Every line of the data must be copied exactly.

EXTRACTED RECORDS:
.....
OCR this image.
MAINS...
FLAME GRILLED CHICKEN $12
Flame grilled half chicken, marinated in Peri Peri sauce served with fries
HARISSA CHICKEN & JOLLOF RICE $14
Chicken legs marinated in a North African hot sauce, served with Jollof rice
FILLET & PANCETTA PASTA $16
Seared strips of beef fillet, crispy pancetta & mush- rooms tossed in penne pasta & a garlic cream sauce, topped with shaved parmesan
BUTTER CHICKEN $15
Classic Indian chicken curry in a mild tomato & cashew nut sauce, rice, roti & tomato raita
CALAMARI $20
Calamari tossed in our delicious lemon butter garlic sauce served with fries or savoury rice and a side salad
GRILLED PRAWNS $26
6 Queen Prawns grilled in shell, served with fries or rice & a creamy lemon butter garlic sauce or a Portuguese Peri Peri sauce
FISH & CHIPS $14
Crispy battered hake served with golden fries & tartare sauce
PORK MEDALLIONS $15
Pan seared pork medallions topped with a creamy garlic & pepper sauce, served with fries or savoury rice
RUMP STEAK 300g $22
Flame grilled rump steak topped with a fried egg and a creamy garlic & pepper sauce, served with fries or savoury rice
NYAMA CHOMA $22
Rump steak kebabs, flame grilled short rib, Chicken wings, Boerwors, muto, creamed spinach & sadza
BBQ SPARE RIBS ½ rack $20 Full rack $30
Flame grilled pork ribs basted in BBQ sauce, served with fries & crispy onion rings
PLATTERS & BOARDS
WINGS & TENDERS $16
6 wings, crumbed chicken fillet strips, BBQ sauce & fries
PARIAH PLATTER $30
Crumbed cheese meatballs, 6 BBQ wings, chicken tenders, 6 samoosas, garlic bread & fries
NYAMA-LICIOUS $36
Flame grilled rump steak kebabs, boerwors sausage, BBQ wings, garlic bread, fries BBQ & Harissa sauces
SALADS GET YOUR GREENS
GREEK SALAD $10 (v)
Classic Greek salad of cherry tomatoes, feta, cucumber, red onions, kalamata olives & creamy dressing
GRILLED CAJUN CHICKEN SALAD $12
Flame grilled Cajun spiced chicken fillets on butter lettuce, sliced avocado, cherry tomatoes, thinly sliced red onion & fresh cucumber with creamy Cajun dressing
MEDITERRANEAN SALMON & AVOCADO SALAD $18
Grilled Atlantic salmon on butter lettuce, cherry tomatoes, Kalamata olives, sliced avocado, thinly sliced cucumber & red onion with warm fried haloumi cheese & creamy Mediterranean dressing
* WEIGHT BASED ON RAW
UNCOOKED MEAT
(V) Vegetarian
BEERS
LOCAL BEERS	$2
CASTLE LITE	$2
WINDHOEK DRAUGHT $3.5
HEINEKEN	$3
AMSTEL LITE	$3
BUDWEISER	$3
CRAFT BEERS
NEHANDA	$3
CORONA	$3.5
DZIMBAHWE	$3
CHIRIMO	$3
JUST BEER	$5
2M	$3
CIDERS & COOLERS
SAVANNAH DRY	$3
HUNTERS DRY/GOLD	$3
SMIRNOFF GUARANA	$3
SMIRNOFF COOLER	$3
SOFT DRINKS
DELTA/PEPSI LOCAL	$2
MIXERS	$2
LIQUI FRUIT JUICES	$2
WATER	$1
.....
COMPLETED EXERCISE:
OCR this image.
MAINS...
FLAME GRILLED CHICKEN $12
Flame grilled half chicken, marinated in Peri Peri sauce served with fries
HARISSA CHICKEN & JOLLOF RICE $14
Chicken legs marinated in a North African hot sauce, served with Jollof rice
FILLET & PANCETTA PASTA $16
Seared strips of beef fillet, crispy pancetta & mush- rooms tossed in penne pasta & a garlic cream sauce, topped with shaved parmesan
BUTTER CHICKEN $15
Classic Indian chicken curry in a mild tomato & cashew nut sauce, rice, roti & tomato raita
CALAMARI $20
Calamari tossed in our delicious lemon butter garlic sauce served with fries or savoury rice and a side salad
GRILLED PRAWNS $26
6 Queen Prawns grilled in shell, served with fries or rice & a creamy lemon butter garlic sauce or a Portuguese Peri Peri sauce
FISH & CHIPS $14
Crispy battered hake served with golden fries & tartare sauce
PORK MEDALLIONS $15
Pan seared pork medallions topped with a creamy garlic & pepper sauce, served with fries or savoury rice
RUMP STEAK 300g $22
Flame grilled rump steak topped with a fried egg and a creamy garlic & pepper sauce, served with fries or savoury rice
NYAMA CHOMA $22
Rump steak kebabs, flame grilled short rib, Chicken wings, Boerwors, muto, creamed spinach & sadza
BBQ SPARE RIBS ½ rack $20 Full rack $30
Flame grilled pork ribs basted in BBQ sauce, served with fries & crispy onion rings
PLATTERS & BOARDS
WINGS & TENDERS $16
6 wings, crumbed chicken fillet strips, BBQ sauce & fries
PARIAH PLATTER $30
Crumbed cheese meatballs, 6 BBQ wings, chicken tenders, 6 samoosas, garlic bread & fries
NYAMA-LICIOUS $36
Flame grilled rump steak kebabs, boerwors sausage, BBQ wings, garlic bread, fries BBQ & Harissa sauces
SALADS GET YOUR GREENS
GREEK SALAD $10 (v)
Classic Greek salad of cherry tomatoes, feta, cucumber, red onions, kalamata olives & creamy dressing
GRILLED CAJUN CHICKEN SALAD $12
Flame grilled Cajun spiced chicken fillets on butter lettuce, sliced avocado, cherry tomatoes, thinly sliced red onion & fresh cucumber with creamy Cajun dressing
MEDITERRANEAN SALMON & AVOCADO SALAD $18
Grilled Atlantic salmon on butter lettuce, cherry tomatoes, Kalamata olives, sliced avocado, thinly sliced cucumber & red onion with warm fried haloumi cheese & creamy Mediterranean dressing
* WEIGHT BASED ON RAW
UNCOOKED MEAT
(V) Vegetarian
BEERS
LOCAL BEERS	$2
CASTLE LITE	$2
WINDHOEK DRAUGHT $3.5
HEINEKEN	$3
AMSTEL LITE	$3
BUDWEISER	$3
CRAFT BEERS
NEHANDA	$3
CORONA	$3.5
DZIMBAHWE	$3
CHIRIMO	$3
JUST BEER	$5
2M	$3
CIDERS & COOLERS
SAVANNAH DRY	$3
HUNTERS DRY/GOLD	$3
SMIRNOFF GUARANA	$3
SMIRNOFF COOLER	$3
SOFT DRINKS
DELTA/PEPSI LOCAL	$2
MIXERS	$2
LIQUI FRUIT JUICES	$2
WATER	$1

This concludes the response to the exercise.